# Cohibas



## zephead61 (Apr 18, 2012)

Hey Guys,
I have an opportunity to buy an box of Cohibas from someone who doesn't smoke. They were given to him 20 days ago still sealed. He says he has kept them in a bag since he got them. I can get the box for real cheap! Do you think they are still okay as far as not too dry?


----------



## socalocmatt (Dec 22, 2010)

Sealed boxes should still be good after 20 days IMO. You'd want to get them in some humidity ASAP. My concern would be:

I know a guy who....
and
I can get them for real cheap.

I'd be cautious that they weren't fakes.


----------



## Scott W. (Jul 10, 2008)

I would worry about the being real first......get a pic and post it. Who gave a non smoker an entire box of Cohibas?


----------



## zephead61 (Apr 18, 2012)

Here's the pics. The guy said his uncle just came back from Cuba.


































What do you think?


----------



## longburn (Mar 28, 2009)

Exercise requirements:
**a)** Return the forum thread about Cohibas in full, without altering anything.
**b)** From the rows, retype exactly the lines running from the first line through the line holding "592, 974, 771]", inclusive.

Excerpted data:

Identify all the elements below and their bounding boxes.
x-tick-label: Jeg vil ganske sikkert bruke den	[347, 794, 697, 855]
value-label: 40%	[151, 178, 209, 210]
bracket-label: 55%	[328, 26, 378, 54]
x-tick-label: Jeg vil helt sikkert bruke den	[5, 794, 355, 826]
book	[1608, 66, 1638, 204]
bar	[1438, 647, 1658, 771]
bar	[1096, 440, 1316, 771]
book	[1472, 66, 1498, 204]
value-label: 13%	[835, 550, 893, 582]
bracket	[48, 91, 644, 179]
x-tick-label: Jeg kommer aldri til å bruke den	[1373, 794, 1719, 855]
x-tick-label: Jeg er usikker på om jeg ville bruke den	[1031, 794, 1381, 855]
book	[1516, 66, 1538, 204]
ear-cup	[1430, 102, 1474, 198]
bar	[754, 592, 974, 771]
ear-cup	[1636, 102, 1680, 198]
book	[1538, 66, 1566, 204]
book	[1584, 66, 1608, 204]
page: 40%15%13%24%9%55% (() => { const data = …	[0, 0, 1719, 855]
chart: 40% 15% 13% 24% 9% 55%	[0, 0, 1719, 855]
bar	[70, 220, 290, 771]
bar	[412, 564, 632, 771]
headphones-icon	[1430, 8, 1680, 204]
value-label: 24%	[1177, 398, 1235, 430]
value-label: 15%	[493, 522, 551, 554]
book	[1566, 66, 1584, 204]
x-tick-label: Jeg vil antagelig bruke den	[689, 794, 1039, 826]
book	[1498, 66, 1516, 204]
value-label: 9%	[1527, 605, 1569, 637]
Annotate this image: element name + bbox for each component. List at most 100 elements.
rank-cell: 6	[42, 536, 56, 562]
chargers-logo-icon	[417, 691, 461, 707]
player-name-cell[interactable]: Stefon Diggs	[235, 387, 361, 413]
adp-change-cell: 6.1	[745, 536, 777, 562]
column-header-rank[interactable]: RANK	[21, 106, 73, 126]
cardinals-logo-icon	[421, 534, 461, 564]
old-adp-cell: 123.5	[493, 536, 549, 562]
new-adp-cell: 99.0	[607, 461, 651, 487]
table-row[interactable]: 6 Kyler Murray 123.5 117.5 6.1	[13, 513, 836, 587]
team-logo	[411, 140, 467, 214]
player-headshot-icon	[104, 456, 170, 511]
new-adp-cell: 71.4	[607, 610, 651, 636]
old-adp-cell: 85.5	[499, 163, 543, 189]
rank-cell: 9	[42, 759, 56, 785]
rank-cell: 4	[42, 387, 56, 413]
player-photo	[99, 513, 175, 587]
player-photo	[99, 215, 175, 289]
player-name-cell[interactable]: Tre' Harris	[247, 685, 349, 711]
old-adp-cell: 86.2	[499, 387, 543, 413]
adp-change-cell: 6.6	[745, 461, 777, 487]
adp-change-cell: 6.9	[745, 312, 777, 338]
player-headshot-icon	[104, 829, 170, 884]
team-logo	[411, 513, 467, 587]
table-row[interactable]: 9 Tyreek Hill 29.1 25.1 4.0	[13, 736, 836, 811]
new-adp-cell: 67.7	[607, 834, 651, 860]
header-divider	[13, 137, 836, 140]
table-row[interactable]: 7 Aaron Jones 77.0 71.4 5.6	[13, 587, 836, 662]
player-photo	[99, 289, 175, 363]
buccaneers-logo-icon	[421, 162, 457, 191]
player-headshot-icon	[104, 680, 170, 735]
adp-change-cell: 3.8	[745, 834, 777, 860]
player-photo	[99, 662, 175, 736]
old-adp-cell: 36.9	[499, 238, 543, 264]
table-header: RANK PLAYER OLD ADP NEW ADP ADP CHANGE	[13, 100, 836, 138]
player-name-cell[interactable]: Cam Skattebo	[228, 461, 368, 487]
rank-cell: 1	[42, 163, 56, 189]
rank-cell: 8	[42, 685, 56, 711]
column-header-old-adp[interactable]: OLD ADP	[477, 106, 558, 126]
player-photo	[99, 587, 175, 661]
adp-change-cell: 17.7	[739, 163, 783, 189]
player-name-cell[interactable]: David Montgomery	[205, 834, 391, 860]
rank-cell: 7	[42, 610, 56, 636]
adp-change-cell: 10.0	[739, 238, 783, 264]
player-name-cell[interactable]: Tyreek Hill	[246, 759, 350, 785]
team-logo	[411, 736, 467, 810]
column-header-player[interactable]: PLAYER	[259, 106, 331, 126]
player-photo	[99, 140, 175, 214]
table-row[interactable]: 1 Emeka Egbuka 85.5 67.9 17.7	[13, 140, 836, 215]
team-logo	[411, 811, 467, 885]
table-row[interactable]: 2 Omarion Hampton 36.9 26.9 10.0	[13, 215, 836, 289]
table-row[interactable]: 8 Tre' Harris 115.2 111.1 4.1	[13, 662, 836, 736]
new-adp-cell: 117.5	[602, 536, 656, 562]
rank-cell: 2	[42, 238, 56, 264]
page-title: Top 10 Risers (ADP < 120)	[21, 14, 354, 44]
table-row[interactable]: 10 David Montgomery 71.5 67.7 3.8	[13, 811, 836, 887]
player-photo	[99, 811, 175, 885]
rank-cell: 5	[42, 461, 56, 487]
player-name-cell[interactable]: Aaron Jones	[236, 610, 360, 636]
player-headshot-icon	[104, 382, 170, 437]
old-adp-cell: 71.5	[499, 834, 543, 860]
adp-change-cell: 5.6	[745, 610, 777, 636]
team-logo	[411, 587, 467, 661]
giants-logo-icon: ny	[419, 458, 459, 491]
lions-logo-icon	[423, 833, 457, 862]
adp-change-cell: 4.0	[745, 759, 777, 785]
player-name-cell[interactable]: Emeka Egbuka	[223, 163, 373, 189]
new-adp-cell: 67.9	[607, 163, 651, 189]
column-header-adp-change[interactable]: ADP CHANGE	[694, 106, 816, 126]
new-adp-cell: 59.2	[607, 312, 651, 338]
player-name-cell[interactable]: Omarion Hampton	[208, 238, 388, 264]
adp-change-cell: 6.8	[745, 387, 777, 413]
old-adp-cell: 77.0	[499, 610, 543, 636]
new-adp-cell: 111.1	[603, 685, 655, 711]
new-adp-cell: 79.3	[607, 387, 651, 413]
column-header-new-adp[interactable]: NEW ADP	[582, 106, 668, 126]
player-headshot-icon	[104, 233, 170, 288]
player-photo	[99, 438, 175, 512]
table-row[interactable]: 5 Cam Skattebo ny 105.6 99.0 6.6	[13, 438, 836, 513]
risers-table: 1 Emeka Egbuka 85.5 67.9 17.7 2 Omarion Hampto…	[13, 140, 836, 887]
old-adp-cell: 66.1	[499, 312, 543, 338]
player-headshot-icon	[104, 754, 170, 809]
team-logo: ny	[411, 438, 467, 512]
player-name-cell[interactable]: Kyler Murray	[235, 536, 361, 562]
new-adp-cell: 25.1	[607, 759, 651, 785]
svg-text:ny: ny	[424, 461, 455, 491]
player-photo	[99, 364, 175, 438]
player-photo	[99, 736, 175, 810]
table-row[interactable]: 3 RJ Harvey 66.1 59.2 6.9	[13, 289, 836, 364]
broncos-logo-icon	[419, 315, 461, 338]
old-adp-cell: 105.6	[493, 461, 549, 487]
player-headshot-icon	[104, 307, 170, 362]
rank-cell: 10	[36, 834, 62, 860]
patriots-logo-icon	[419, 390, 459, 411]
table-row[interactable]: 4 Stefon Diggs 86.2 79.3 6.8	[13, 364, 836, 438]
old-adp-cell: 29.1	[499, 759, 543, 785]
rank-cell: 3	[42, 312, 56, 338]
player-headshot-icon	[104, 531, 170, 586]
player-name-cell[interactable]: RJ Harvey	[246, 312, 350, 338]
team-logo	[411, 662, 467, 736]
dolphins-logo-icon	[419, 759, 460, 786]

Completed exercise:
**a)**
# Cohibas



## zephead61 (Apr 18, 2012)

Hey Guys,
I have an opportunity to buy an box of Cohibas from someone who doesn't smoke. They were given to him 20 days ago still sealed. He says he has kept them in a bag since he got them. I can get the box for real cheap! Do you think they are still okay as far as not too dry?


----------



## socalocmatt (Dec 22, 2010)

Sealed boxes should still be good after 20 days IMO. You'd want to get them in some humidity ASAP. My concern would be:

I know a guy who....
and
I can get them for real cheap.

I'd be cautious that they weren't fakes.


----------



## Scott W. (Jul 10, 2008)

I would worry about the being real first......get a pic and post it. Who gave a non smoker an entire box of Cohibas?


----------



## zephead61 (Apr 18, 2012)

Here's the pics. The guy said his uncle just came back from Cuba.


































What do you think?


----------



## longburn (Mar 28, 2009)

**b)**
Identify all the elements below and their bounding boxes.
x-tick-label: Jeg vil ganske sikkert bruke den	[347, 794, 697, 855]
value-label: 40%	[151, 178, 209, 210]
bracket-label: 55%	[328, 26, 378, 54]
x-tick-label: Jeg vil helt sikkert bruke den	[5, 794, 355, 826]
book	[1608, 66, 1638, 204]
bar	[1438, 647, 1658, 771]
bar	[1096, 440, 1316, 771]
book	[1472, 66, 1498, 204]
value-label: 13%	[835, 550, 893, 582]
bracket	[48, 91, 644, 179]
x-tick-label: Jeg kommer aldri til å bruke den	[1373, 794, 1719, 855]
x-tick-label: Jeg er usikker på om jeg ville bruke den	[1031, 794, 1381, 855]
book	[1516, 66, 1538, 204]
ear-cup	[1430, 102, 1474, 198]
bar	[754, 592, 974, 771]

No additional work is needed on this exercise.